The material below should be written out in full and exactly; pictures stay out of the copy.

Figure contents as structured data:
::::::::::
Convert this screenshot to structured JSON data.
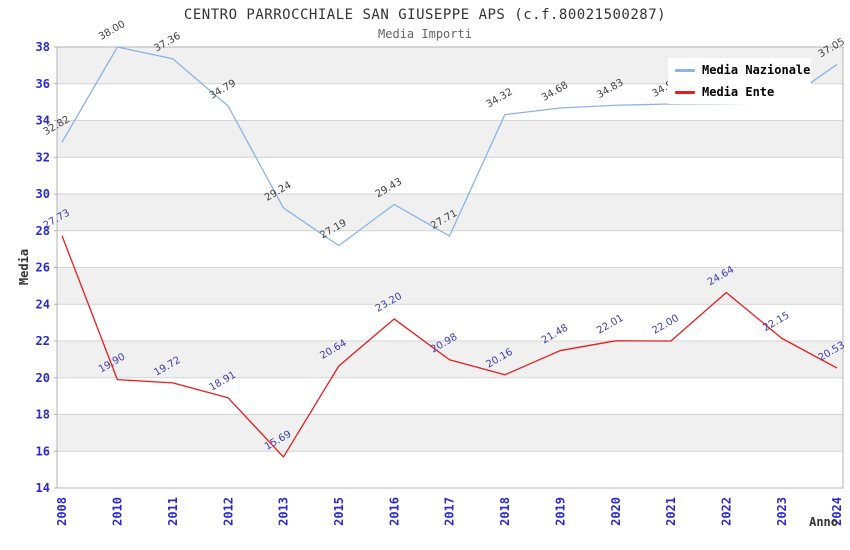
{
  "chart_data": {
    "type": "line",
    "title": "CENTRO PARROCCHIALE SAN GIUSEPPE APS (c.f.80021500287)",
    "subtitle": "Media Importi",
    "xlabel": "Anno",
    "ylabel": "Media",
    "ylim": [
      14,
      38
    ],
    "ytick_step": 2,
    "grid": "horizontal-bands",
    "legend_position": "top-right",
    "categories": [
      "2008",
      "2010",
      "2011",
      "2012",
      "2013",
      "2015",
      "2016",
      "2017",
      "2018",
      "2019",
      "2020",
      "2021",
      "2022",
      "2023",
      "2024"
    ],
    "series": [
      {
        "name": "Media Nazionale",
        "color": "#89b5e5",
        "label_color": "#404040",
        "values": [
          32.82,
          38.0,
          37.36,
          34.79,
          29.24,
          27.19,
          29.43,
          27.71,
          34.32,
          34.68,
          34.83,
          34.9,
          34.92,
          34.95,
          37.05
        ],
        "note_labels_hidden_by_legend": [
          "2021",
          "2022",
          "2023"
        ]
      },
      {
        "name": "Media Ente",
        "color": "#e51d1d",
        "label_color": "#3c3cb4",
        "values": [
          27.73,
          19.9,
          19.72,
          18.91,
          15.69,
          20.64,
          23.2,
          20.98,
          20.16,
          21.48,
          22.01,
          22.0,
          24.64,
          22.15,
          20.53
        ]
      }
    ],
    "colors": {
      "tick_label": "#2a2ad0",
      "band_fill": "#f0f0f0",
      "gridline": "#d4d4d4",
      "plot_border": "#b3b3b3",
      "title": "#333333",
      "subtitle": "#666666"
    }
  }
}
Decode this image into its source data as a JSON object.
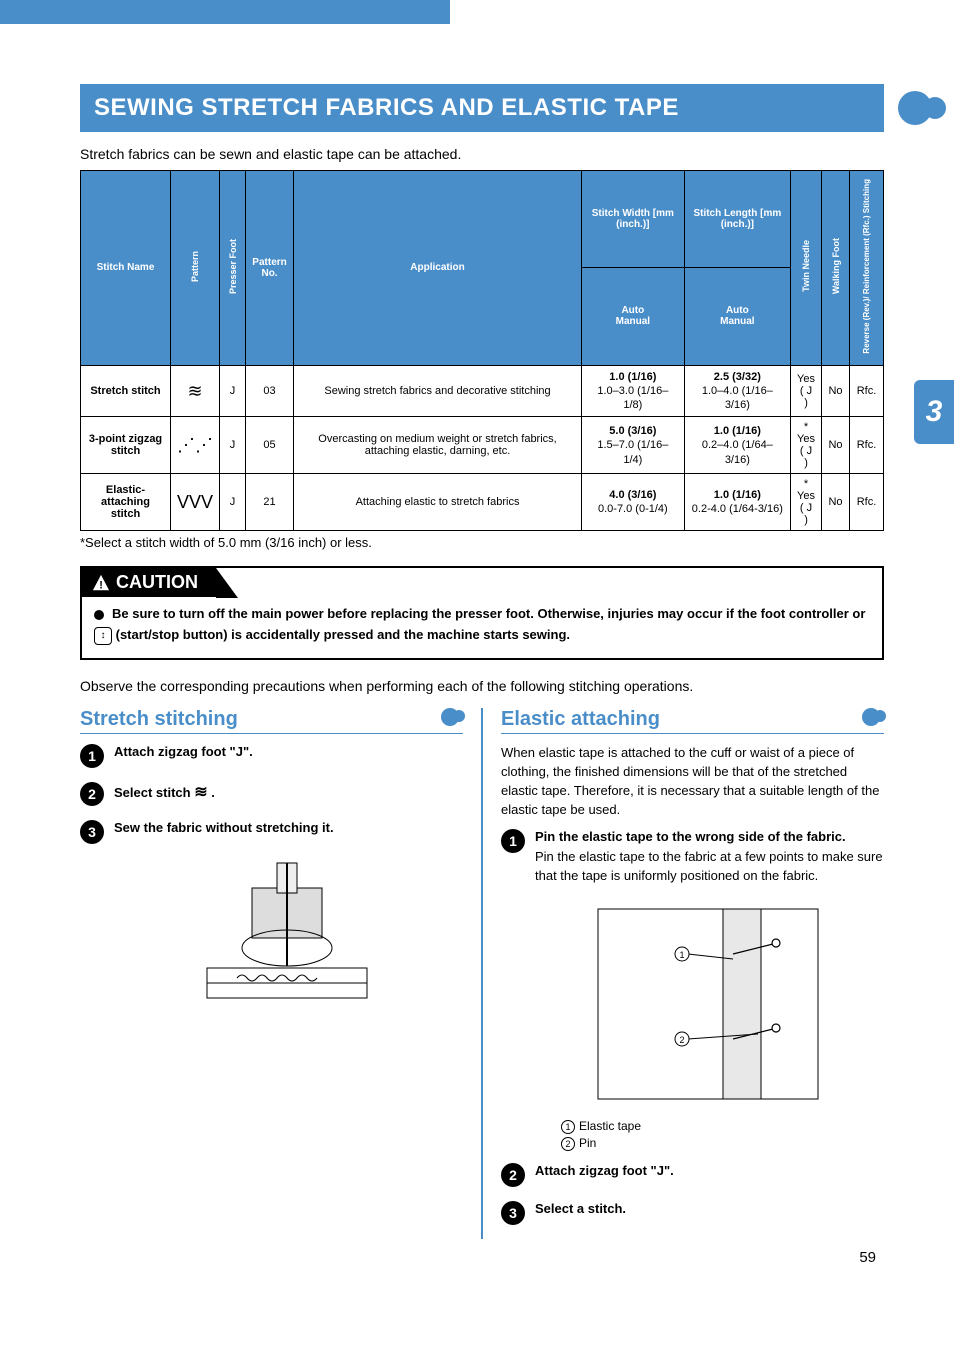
::::::::::
▸ Finished answer
Convert this screenshot to structured JSON data.
{
  "chart_data": {
    "type": "line",
    "title": "CENTRO PARROCCHIALE SAN GIUSEPPE APS (c.f.80021500287)",
    "subtitle": "Media Importi",
    "xlabel": "Anno",
    "ylabel": "Media",
    "ylim": [
      14,
      38
    ],
    "ytick_step": 2,
    "grid": "horizontal-bands",
    "legend_position": "top-right",
    "categories": [
      "2008",
      "2010",
      "2011",
      "2012",
      "2013",
      "2015",
      "2016",
      "2017",
      "2018",
      "2019",
      "2020",
      "2021",
      "2022",
      "2023",
      "2024"
    ],
    "series": [
      {
        "name": "Media Nazionale",
        "color": "#89b5e5",
        "label_color": "#404040",
        "values": [
          32.82,
          38.0,
          37.36,
          34.79,
          29.24,
          27.19,
          29.43,
          27.71,
          34.32,
          34.68,
          34.83,
          34.9,
          34.92,
          34.95,
          37.05
        ],
        "note_labels_hidden_by_legend": [
          "2021",
          "2022",
          "2023"
        ]
      },
      {
        "name": "Media Ente",
        "color": "#e51d1d",
        "label_color": "#3c3cb4",
        "values": [
          27.73,
          19.9,
          19.72,
          18.91,
          15.69,
          20.64,
          23.2,
          20.98,
          20.16,
          21.48,
          22.01,
          22.0,
          24.64,
          22.15,
          20.53
        ]
      }
    ],
    "colors": {
      "tick_label": "#2a2ad0",
      "band_fill": "#f0f0f0",
      "gridline": "#d4d4d4",
      "plot_border": "#b3b3b3",
      "title": "#333333",
      "subtitle": "#666666"
    }
  }
}
Decode this image into its source data as a JSON object.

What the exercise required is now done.